Start of Task data

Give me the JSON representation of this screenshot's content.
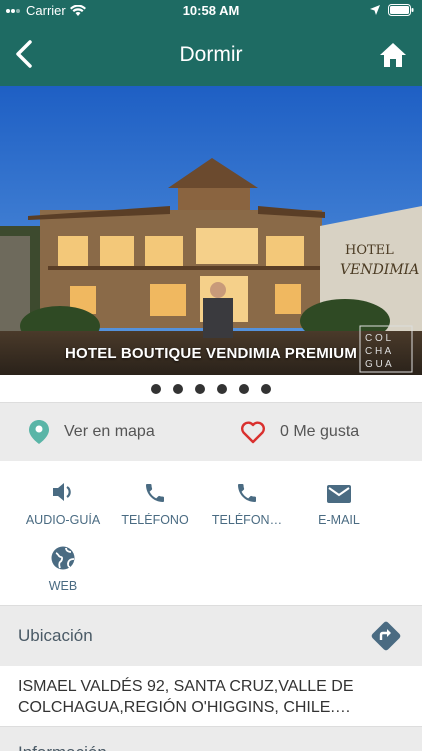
{
  "status_bar": {
    "carrier": "Carrier",
    "time": "10:58 AM"
  },
  "nav": {
    "title": "Dormir",
    "back_icon": "chevron-left-icon",
    "home_icon": "home-icon"
  },
  "hero": {
    "caption": "HOTEL BOUTIQUE VENDIMIA PREMIUM",
    "carousel_dots": 6,
    "sign_text": "HOTEL VENDIMIA",
    "watermark": [
      "C O L",
      "C H A",
      "G U A"
    ]
  },
  "actions": {
    "map_label": "Ver en mapa",
    "like_label": "0 Me gusta",
    "map_icon_color": "#5ab5a7",
    "like_icon_color": "#d9302e"
  },
  "contact_items": [
    {
      "id": "audio",
      "label": "AUDIO-GUÍA",
      "icon": "speaker-icon"
    },
    {
      "id": "phone1",
      "label": "TELÉFONO",
      "icon": "phone-icon"
    },
    {
      "id": "phone2",
      "label": "TELÉFON…",
      "icon": "phone-icon"
    },
    {
      "id": "email",
      "label": "E-MAIL",
      "icon": "mail-icon"
    },
    {
      "id": "web",
      "label": "WEB",
      "icon": "globe-icon"
    }
  ],
  "location": {
    "title": "Ubicación",
    "address": "ISMAEL VALDÉS 92, SANTA CRUZ,VALLE DE COLCHAGUA,REGIÓN O'HIGGINS, CHILE.…"
  },
  "info": {
    "title": "Información"
  },
  "colors": {
    "header": "#1e6b63",
    "icon_blue": "#4a6b82"
  }
}
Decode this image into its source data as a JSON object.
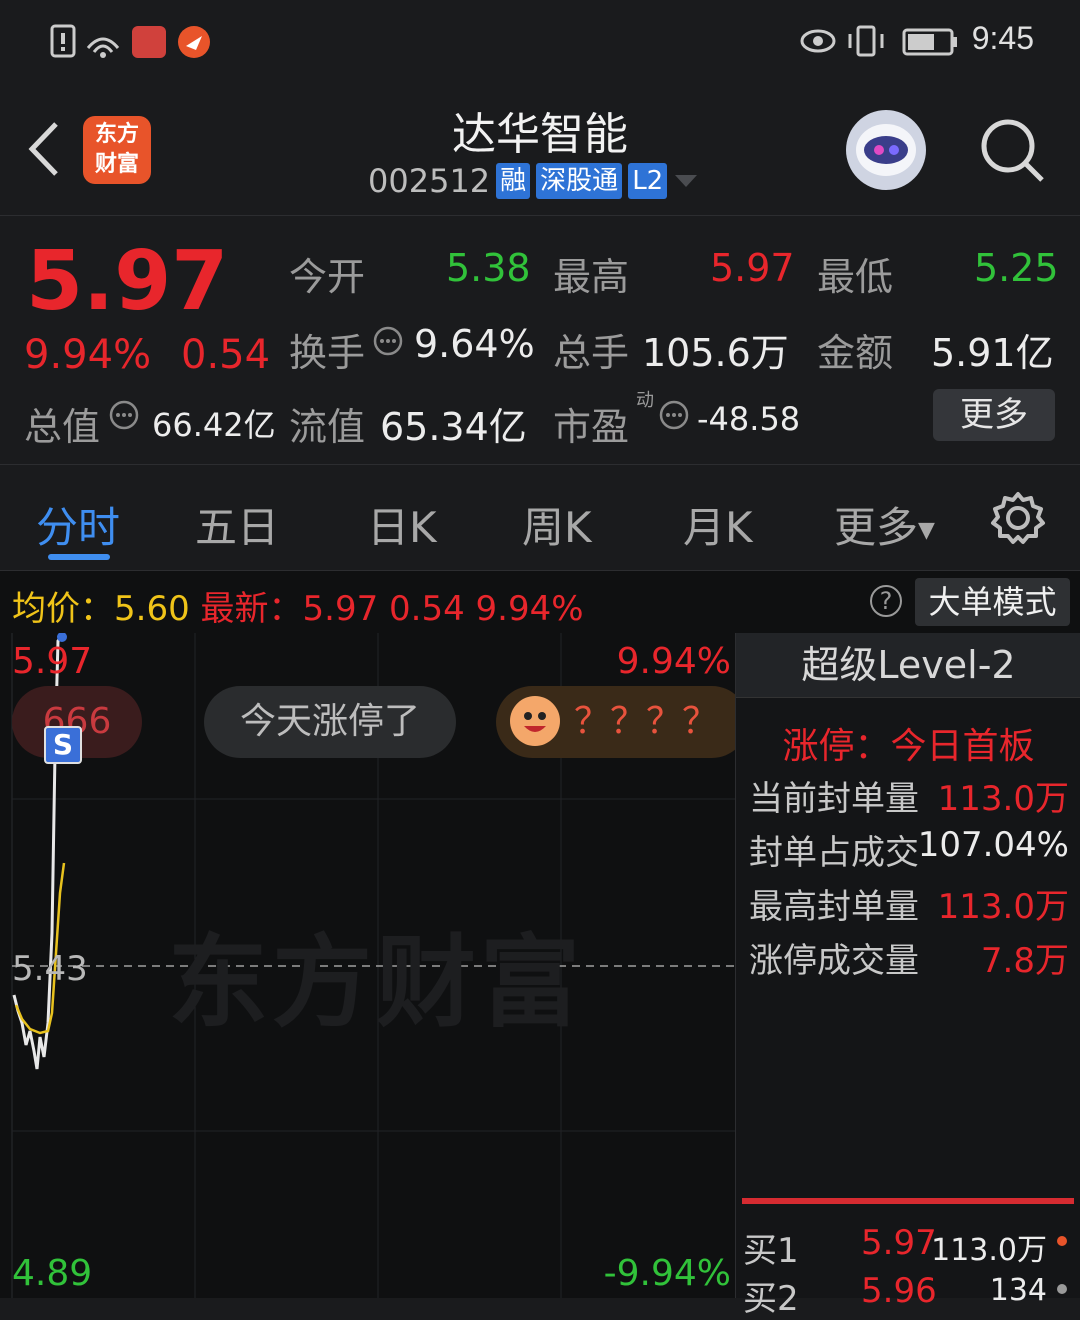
{
  "status_bar": {
    "time": "9:45"
  },
  "header": {
    "back_label": "<",
    "logo_line1": "东方",
    "logo_line2": "财富",
    "title": "达华智能",
    "code": "002512",
    "tags": [
      "融",
      "深股通",
      "L2"
    ]
  },
  "quote": {
    "price": "5.97",
    "change_pct": "9.94%",
    "change": "0.54",
    "open_label": "今开",
    "open": "5.38",
    "high_label": "最高",
    "high": "5.97",
    "low_label": "最低",
    "low": "5.25",
    "turnover_label": "换手",
    "turnover": "9.64%",
    "volume_label": "总手",
    "volume": "105.6万",
    "amount_label": "金额",
    "amount": "5.91亿",
    "mktcap_label": "总值",
    "mktcap": "66.42亿",
    "float_label": "流值",
    "float": "65.34亿",
    "pe_label": "市盈",
    "pe_sup": "动",
    "pe": "-48.58",
    "more_label": "更多"
  },
  "tabs": [
    "分时",
    "五日",
    "日K",
    "周K",
    "月K",
    "更多"
  ],
  "info_bar": {
    "avg_label": "均价：",
    "avg": "5.60",
    "latest_label": "最新：",
    "latest": "5.97",
    "latest_change": "0.54",
    "latest_pct": "9.94%",
    "help": "?",
    "big_order_label": "大单模式"
  },
  "chart": {
    "y_top": "5.97",
    "y_mid": "5.43",
    "y_bottom": "4.89",
    "pct_top": "9.94%",
    "pct_bottom": "-9.94%",
    "badge_count": "666",
    "marker": "S",
    "bubble_today": "今天涨停了",
    "bubble_question": "？？？？",
    "watermark": "东方财富",
    "colors": {
      "price_line": "#e8e8e8",
      "avg_line": "#e8c21e",
      "marker": "#3a6fd8"
    }
  },
  "level2": {
    "title": "超级Level-2",
    "limit_label": "涨停：今日首板",
    "rows": [
      {
        "label": "当前封单量",
        "value": "113.0万"
      },
      {
        "label": "封单占成交",
        "value": "107.04%"
      },
      {
        "label": "最高封单量",
        "value": "113.0万"
      },
      {
        "label": "涨停成交量",
        "value": "7.8万"
      }
    ],
    "bids": [
      {
        "label": "买1",
        "price": "5.97",
        "volume": "113.0万"
      },
      {
        "label": "买2",
        "price": "5.96",
        "volume": "134"
      }
    ]
  }
}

End of Task data

| Direction |
The records above are to be reproduced exactly; the pictures are to be left out.

| Expected output |
Give me the JSON representation of this screenshot's content.
{
  "status_bar": {
    "carrier": "Carrier",
    "time": "10:58 AM"
  },
  "nav": {
    "title": "Dormir",
    "back_icon": "chevron-left-icon",
    "home_icon": "home-icon"
  },
  "hero": {
    "caption": "HOTEL BOUTIQUE VENDIMIA PREMIUM",
    "carousel_dots": 6,
    "sign_text": "HOTEL VENDIMIA",
    "watermark": [
      "C O L",
      "C H A",
      "G U A"
    ]
  },
  "actions": {
    "map_label": "Ver en mapa",
    "like_label": "0 Me gusta",
    "map_icon_color": "#5ab5a7",
    "like_icon_color": "#d9302e"
  },
  "contact_items": [
    {
      "id": "audio",
      "label": "AUDIO-GUÍA",
      "icon": "speaker-icon"
    },
    {
      "id": "phone1",
      "label": "TELÉFONO",
      "icon": "phone-icon"
    },
    {
      "id": "phone2",
      "label": "TELÉFON…",
      "icon": "phone-icon"
    },
    {
      "id": "email",
      "label": "E-MAIL",
      "icon": "mail-icon"
    },
    {
      "id": "web",
      "label": "WEB",
      "icon": "globe-icon"
    }
  ],
  "location": {
    "title": "Ubicación",
    "address": "ISMAEL VALDÉS 92, SANTA CRUZ,VALLE DE COLCHAGUA,REGIÓN O'HIGGINS, CHILE.…"
  },
  "info": {
    "title": "Información"
  },
  "colors": {
    "header": "#1e6b63",
    "icon_blue": "#4a6b82"
  }
}
Decode this image into its source data as a JSON object.
{
  "status_bar": {
    "time": "9:45"
  },
  "header": {
    "back_label": "<",
    "logo_line1": "东方",
    "logo_line2": "财富",
    "title": "达华智能",
    "code": "002512",
    "tags": [
      "融",
      "深股通",
      "L2"
    ]
  },
  "quote": {
    "price": "5.97",
    "change_pct": "9.94%",
    "change": "0.54",
    "open_label": "今开",
    "open": "5.38",
    "high_label": "最高",
    "high": "5.97",
    "low_label": "最低",
    "low": "5.25",
    "turnover_label": "换手",
    "turnover": "9.64%",
    "volume_label": "总手",
    "volume": "105.6万",
    "amount_label": "金额",
    "amount": "5.91亿",
    "mktcap_label": "总值",
    "mktcap": "66.42亿",
    "float_label": "流值",
    "float": "65.34亿",
    "pe_label": "市盈",
    "pe_sup": "动",
    "pe": "-48.58",
    "more_label": "更多"
  },
  "tabs": [
    "分时",
    "五日",
    "日K",
    "周K",
    "月K",
    "更多"
  ],
  "info_bar": {
    "avg_label": "均价：",
    "avg": "5.60",
    "latest_label": "最新：",
    "latest": "5.97",
    "latest_change": "0.54",
    "latest_pct": "9.94%",
    "help": "?",
    "big_order_label": "大单模式"
  },
  "chart": {
    "y_top": "5.97",
    "y_mid": "5.43",
    "y_bottom": "4.89",
    "pct_top": "9.94%",
    "pct_bottom": "-9.94%",
    "badge_count": "666",
    "marker": "S",
    "bubble_today": "今天涨停了",
    "bubble_question": "？？？？",
    "watermark": "东方财富",
    "colors": {
      "price_line": "#e8e8e8",
      "avg_line": "#e8c21e",
      "marker": "#3a6fd8"
    }
  },
  "level2": {
    "title": "超级Level-2",
    "limit_label": "涨停：今日首板",
    "rows": [
      {
        "label": "当前封单量",
        "value": "113.0万"
      },
      {
        "label": "封单占成交",
        "value": "107.04%"
      },
      {
        "label": "最高封单量",
        "value": "113.0万"
      },
      {
        "label": "涨停成交量",
        "value": "7.8万"
      }
    ],
    "bids": [
      {
        "label": "买1",
        "price": "5.97",
        "volume": "113.0万"
      },
      {
        "label": "买2",
        "price": "5.96",
        "volume": "134"
      }
    ]
  }
}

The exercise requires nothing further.